- _YOUR GOAL_
Repeat each record exactly as written, and drop any images.

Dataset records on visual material
.....

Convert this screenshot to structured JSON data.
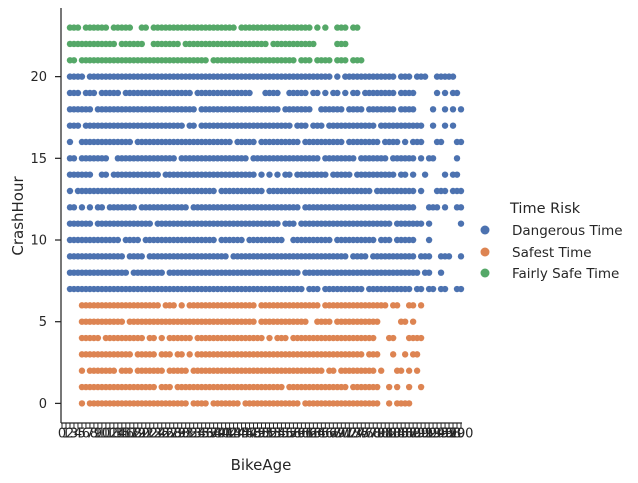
{
  "chart_data": {
    "type": "scatter",
    "style": "categorical strip plot",
    "xlabel": "BikeAge",
    "ylabel": "CrashHour",
    "ylim": [
      -1.2,
      24.2
    ],
    "yticks": [
      0,
      5,
      10,
      15,
      20
    ],
    "grid": false,
    "legend": {
      "title": "Time Risk",
      "placement": "right"
    },
    "xcategories": [
      "0",
      "1",
      "2",
      "3",
      "4",
      "5",
      "6",
      "7",
      "8",
      "9",
      "10",
      "11",
      "12",
      "13",
      "14",
      "15",
      "16",
      "17",
      "18",
      "19",
      "20",
      "21",
      "22",
      "23",
      "24",
      "25",
      "26",
      "27",
      "28",
      "29",
      "30",
      "31",
      "32",
      "33",
      "34",
      "35",
      "36",
      "37",
      "38",
      "39",
      "40",
      "41",
      "42",
      "43",
      "44",
      "45",
      "46",
      "47",
      "48",
      "49",
      "50",
      "51",
      "52",
      "53",
      "54",
      "55",
      "56",
      "57",
      "58",
      "59",
      "60",
      "61",
      "62",
      "63",
      "64",
      "65",
      "66",
      "67",
      "68",
      "69",
      "70",
      "71",
      "72",
      "73",
      "74",
      "75",
      "76",
      "77",
      "78",
      "79",
      "80",
      "81",
      "82",
      "83",
      "84",
      "85",
      "86",
      "87",
      "88",
      "89",
      "90",
      "91",
      "92",
      "93",
      "94",
      "95",
      "96",
      "97",
      "98",
      "99",
      "100"
    ],
    "series": [
      {
        "name": "Dangerous Time",
        "color": "#4c72b0",
        "hours": [
          7,
          8,
          9,
          10,
          11,
          12,
          13,
          14,
          15,
          16,
          17,
          18,
          19,
          20
        ],
        "age_range": [
          2,
          100
        ]
      },
      {
        "name": "Safest Time",
        "color": "#dd8452",
        "hours": [
          0,
          1,
          2,
          3,
          4,
          5,
          6
        ],
        "age_range": [
          5,
          90
        ]
      },
      {
        "name": "Fairly Safe Time",
        "color": "#55a868",
        "hours": [
          21,
          22,
          23
        ],
        "age_range": [
          2,
          75
        ]
      }
    ]
  }
}
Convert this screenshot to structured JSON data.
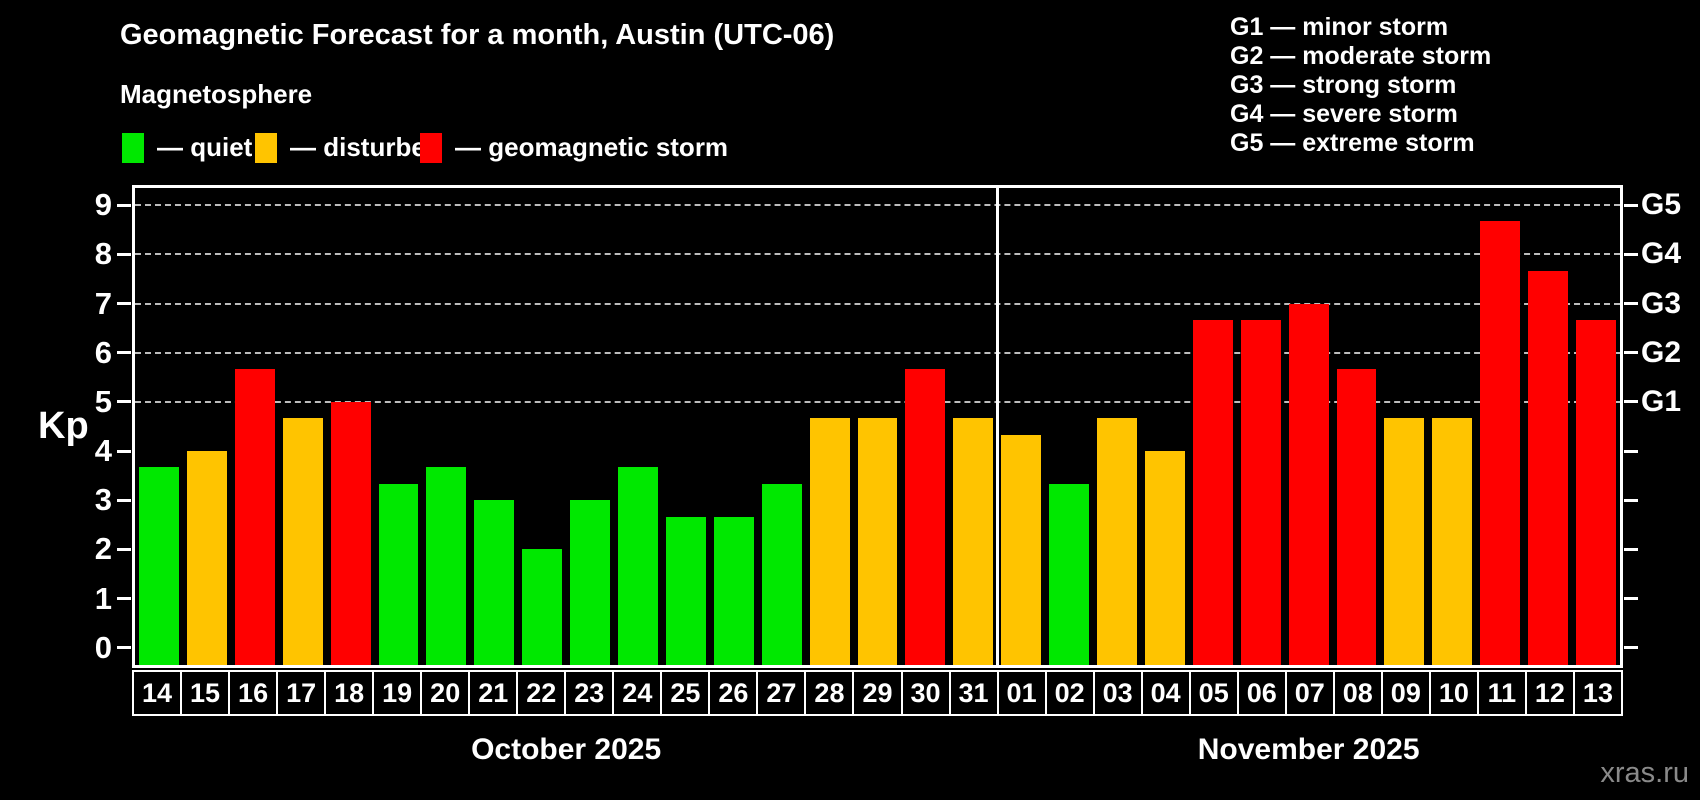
{
  "header": {
    "title": "Geomagnetic Forecast for a month, Austin (UTC-06)",
    "subtitle": "Magnetosphere",
    "legend_items": [
      {
        "key": "quiet",
        "label": "— quiet"
      },
      {
        "key": "disturbed",
        "label": "— disturbed"
      },
      {
        "key": "storm",
        "label": "— geomagnetic storm"
      }
    ],
    "g_scale_legend": [
      "G1 — minor storm",
      "G2 — moderate storm",
      "G3 — strong storm",
      "G4 — severe storm",
      "G5 — extreme storm"
    ]
  },
  "axes": {
    "y_label": "Kp",
    "y_ticks": [
      0,
      1,
      2,
      3,
      4,
      5,
      6,
      7,
      8,
      9
    ],
    "right_labels": [
      {
        "kp": 5,
        "label": "G1"
      },
      {
        "kp": 6,
        "label": "G2"
      },
      {
        "kp": 7,
        "label": "G3"
      },
      {
        "kp": 8,
        "label": "G4"
      },
      {
        "kp": 9,
        "label": "G5"
      }
    ]
  },
  "colors": {
    "quiet": "#00e800",
    "disturbed": "#ffc400",
    "storm": "#ff0000",
    "background": "#000000",
    "axis": "#ffffff",
    "grid": "#bdbdbd",
    "watermark": "#8a8a8a"
  },
  "watermark": "xras.ru",
  "chart_data": {
    "type": "bar",
    "title": "Geomagnetic Forecast for a month, Austin (UTC-06)",
    "ylabel": "Kp",
    "ylim": [
      -0.35,
      9.35
    ],
    "grid_kp_levels": [
      5,
      6,
      7,
      8,
      9
    ],
    "legend_position": "top",
    "month_sections": [
      {
        "label": "October 2025",
        "start": 0,
        "count": 18
      },
      {
        "label": "November 2025",
        "start": 18,
        "count": 13
      }
    ],
    "bars": [
      {
        "day": "14",
        "kp": 3.67,
        "status": "quiet"
      },
      {
        "day": "15",
        "kp": 4.0,
        "status": "disturbed"
      },
      {
        "day": "16",
        "kp": 5.67,
        "status": "storm"
      },
      {
        "day": "17",
        "kp": 4.67,
        "status": "disturbed"
      },
      {
        "day": "18",
        "kp": 5.0,
        "status": "storm"
      },
      {
        "day": "19",
        "kp": 3.33,
        "status": "quiet"
      },
      {
        "day": "20",
        "kp": 3.67,
        "status": "quiet"
      },
      {
        "day": "21",
        "kp": 3.0,
        "status": "quiet"
      },
      {
        "day": "22",
        "kp": 2.0,
        "status": "quiet"
      },
      {
        "day": "23",
        "kp": 3.0,
        "status": "quiet"
      },
      {
        "day": "24",
        "kp": 3.67,
        "status": "quiet"
      },
      {
        "day": "25",
        "kp": 2.67,
        "status": "quiet"
      },
      {
        "day": "26",
        "kp": 2.67,
        "status": "quiet"
      },
      {
        "day": "27",
        "kp": 3.33,
        "status": "quiet"
      },
      {
        "day": "28",
        "kp": 4.67,
        "status": "disturbed"
      },
      {
        "day": "29",
        "kp": 4.67,
        "status": "disturbed"
      },
      {
        "day": "30",
        "kp": 5.67,
        "status": "storm"
      },
      {
        "day": "31",
        "kp": 4.67,
        "status": "disturbed"
      },
      {
        "day": "01",
        "kp": 4.33,
        "status": "disturbed"
      },
      {
        "day": "02",
        "kp": 3.33,
        "status": "quiet"
      },
      {
        "day": "03",
        "kp": 4.67,
        "status": "disturbed"
      },
      {
        "day": "04",
        "kp": 4.0,
        "status": "disturbed"
      },
      {
        "day": "05",
        "kp": 6.67,
        "status": "storm"
      },
      {
        "day": "06",
        "kp": 6.67,
        "status": "storm"
      },
      {
        "day": "07",
        "kp": 7.0,
        "status": "storm"
      },
      {
        "day": "08",
        "kp": 5.67,
        "status": "storm"
      },
      {
        "day": "09",
        "kp": 4.67,
        "status": "disturbed"
      },
      {
        "day": "10",
        "kp": 4.67,
        "status": "disturbed"
      },
      {
        "day": "11",
        "kp": 8.67,
        "status": "storm"
      },
      {
        "day": "12",
        "kp": 7.67,
        "status": "storm"
      },
      {
        "day": "13",
        "kp": 6.67,
        "status": "storm"
      }
    ]
  }
}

.....

- _RESULT FOR THIS EXERCISE_
Convert this screenshot to structured JSON data.
{
  "chart_data": {
    "type": "scatter",
    "style": "categorical strip plot",
    "xlabel": "BikeAge",
    "ylabel": "CrashHour",
    "ylim": [
      -1.2,
      24.2
    ],
    "yticks": [
      0,
      5,
      10,
      15,
      20
    ],
    "grid": false,
    "legend": {
      "title": "Time Risk",
      "placement": "right"
    },
    "xcategories": [
      "0",
      "1",
      "2",
      "3",
      "4",
      "5",
      "6",
      "7",
      "8",
      "9",
      "10",
      "11",
      "12",
      "13",
      "14",
      "15",
      "16",
      "17",
      "18",
      "19",
      "20",
      "21",
      "22",
      "23",
      "24",
      "25",
      "26",
      "27",
      "28",
      "29",
      "30",
      "31",
      "32",
      "33",
      "34",
      "35",
      "36",
      "37",
      "38",
      "39",
      "40",
      "41",
      "42",
      "43",
      "44",
      "45",
      "46",
      "47",
      "48",
      "49",
      "50",
      "51",
      "52",
      "53",
      "54",
      "55",
      "56",
      "57",
      "58",
      "59",
      "60",
      "61",
      "62",
      "63",
      "64",
      "65",
      "66",
      "67",
      "68",
      "69",
      "70",
      "71",
      "72",
      "73",
      "74",
      "75",
      "76",
      "77",
      "78",
      "79",
      "80",
      "81",
      "82",
      "83",
      "84",
      "85",
      "86",
      "87",
      "88",
      "89",
      "90",
      "91",
      "92",
      "93",
      "94",
      "95",
      "96",
      "97",
      "98",
      "99",
      "100"
    ],
    "series": [
      {
        "name": "Dangerous Time",
        "color": "#4c72b0",
        "hours": [
          7,
          8,
          9,
          10,
          11,
          12,
          13,
          14,
          15,
          16,
          17,
          18,
          19,
          20
        ],
        "age_range": [
          2,
          100
        ]
      },
      {
        "name": "Safest Time",
        "color": "#dd8452",
        "hours": [
          0,
          1,
          2,
          3,
          4,
          5,
          6
        ],
        "age_range": [
          5,
          90
        ]
      },
      {
        "name": "Fairly Safe Time",
        "color": "#55a868",
        "hours": [
          21,
          22,
          23
        ],
        "age_range": [
          2,
          75
        ]
      }
    ]
  }
}
Convert this screenshot to structured JSON data.
{
  "header": {
    "title": "Geomagnetic Forecast for a month, Austin (UTC-06)",
    "subtitle": "Magnetosphere",
    "legend_items": [
      {
        "key": "quiet",
        "label": "— quiet"
      },
      {
        "key": "disturbed",
        "label": "— disturbed"
      },
      {
        "key": "storm",
        "label": "— geomagnetic storm"
      }
    ],
    "g_scale_legend": [
      "G1 — minor storm",
      "G2 — moderate storm",
      "G3 — strong storm",
      "G4 — severe storm",
      "G5 — extreme storm"
    ]
  },
  "axes": {
    "y_label": "Kp",
    "y_ticks": [
      0,
      1,
      2,
      3,
      4,
      5,
      6,
      7,
      8,
      9
    ],
    "right_labels": [
      {
        "kp": 5,
        "label": "G1"
      },
      {
        "kp": 6,
        "label": "G2"
      },
      {
        "kp": 7,
        "label": "G3"
      },
      {
        "kp": 8,
        "label": "G4"
      },
      {
        "kp": 9,
        "label": "G5"
      }
    ]
  },
  "colors": {
    "quiet": "#00e800",
    "disturbed": "#ffc400",
    "storm": "#ff0000",
    "background": "#000000",
    "axis": "#ffffff",
    "grid": "#bdbdbd",
    "watermark": "#8a8a8a"
  },
  "watermark": "xras.ru",
  "chart_data": {
    "type": "bar",
    "title": "Geomagnetic Forecast for a month, Austin (UTC-06)",
    "ylabel": "Kp",
    "ylim": [
      -0.35,
      9.35
    ],
    "grid_kp_levels": [
      5,
      6,
      7,
      8,
      9
    ],
    "legend_position": "top",
    "month_sections": [
      {
        "label": "October 2025",
        "start": 0,
        "count": 18
      },
      {
        "label": "November 2025",
        "start": 18,
        "count": 13
      }
    ],
    "bars": [
      {
        "day": "14",
        "kp": 3.67,
        "status": "quiet"
      },
      {
        "day": "15",
        "kp": 4.0,
        "status": "disturbed"
      },
      {
        "day": "16",
        "kp": 5.67,
        "status": "storm"
      },
      {
        "day": "17",
        "kp": 4.67,
        "status": "disturbed"
      },
      {
        "day": "18",
        "kp": 5.0,
        "status": "storm"
      },
      {
        "day": "19",
        "kp": 3.33,
        "status": "quiet"
      },
      {
        "day": "20",
        "kp": 3.67,
        "status": "quiet"
      },
      {
        "day": "21",
        "kp": 3.0,
        "status": "quiet"
      },
      {
        "day": "22",
        "kp": 2.0,
        "status": "quiet"
      },
      {
        "day": "23",
        "kp": 3.0,
        "status": "quiet"
      },
      {
        "day": "24",
        "kp": 3.67,
        "status": "quiet"
      },
      {
        "day": "25",
        "kp": 2.67,
        "status": "quiet"
      },
      {
        "day": "26",
        "kp": 2.67,
        "status": "quiet"
      },
      {
        "day": "27",
        "kp": 3.33,
        "status": "quiet"
      },
      {
        "day": "28",
        "kp": 4.67,
        "status": "disturbed"
      },
      {
        "day": "29",
        "kp": 4.67,
        "status": "disturbed"
      },
      {
        "day": "30",
        "kp": 5.67,
        "status": "storm"
      },
      {
        "day": "31",
        "kp": 4.67,
        "status": "disturbed"
      },
      {
        "day": "01",
        "kp": 4.33,
        "status": "disturbed"
      },
      {
        "day": "02",
        "kp": 3.33,
        "status": "quiet"
      },
      {
        "day": "03",
        "kp": 4.67,
        "status": "disturbed"
      },
      {
        "day": "04",
        "kp": 4.0,
        "status": "disturbed"
      },
      {
        "day": "05",
        "kp": 6.67,
        "status": "storm"
      },
      {
        "day": "06",
        "kp": 6.67,
        "status": "storm"
      },
      {
        "day": "07",
        "kp": 7.0,
        "status": "storm"
      },
      {
        "day": "08",
        "kp": 5.67,
        "status": "storm"
      },
      {
        "day": "09",
        "kp": 4.67,
        "status": "disturbed"
      },
      {
        "day": "10",
        "kp": 4.67,
        "status": "disturbed"
      },
      {
        "day": "11",
        "kp": 8.67,
        "status": "storm"
      },
      {
        "day": "12",
        "kp": 7.67,
        "status": "storm"
      },
      {
        "day": "13",
        "kp": 6.67,
        "status": "storm"
      }
    ]
  }
}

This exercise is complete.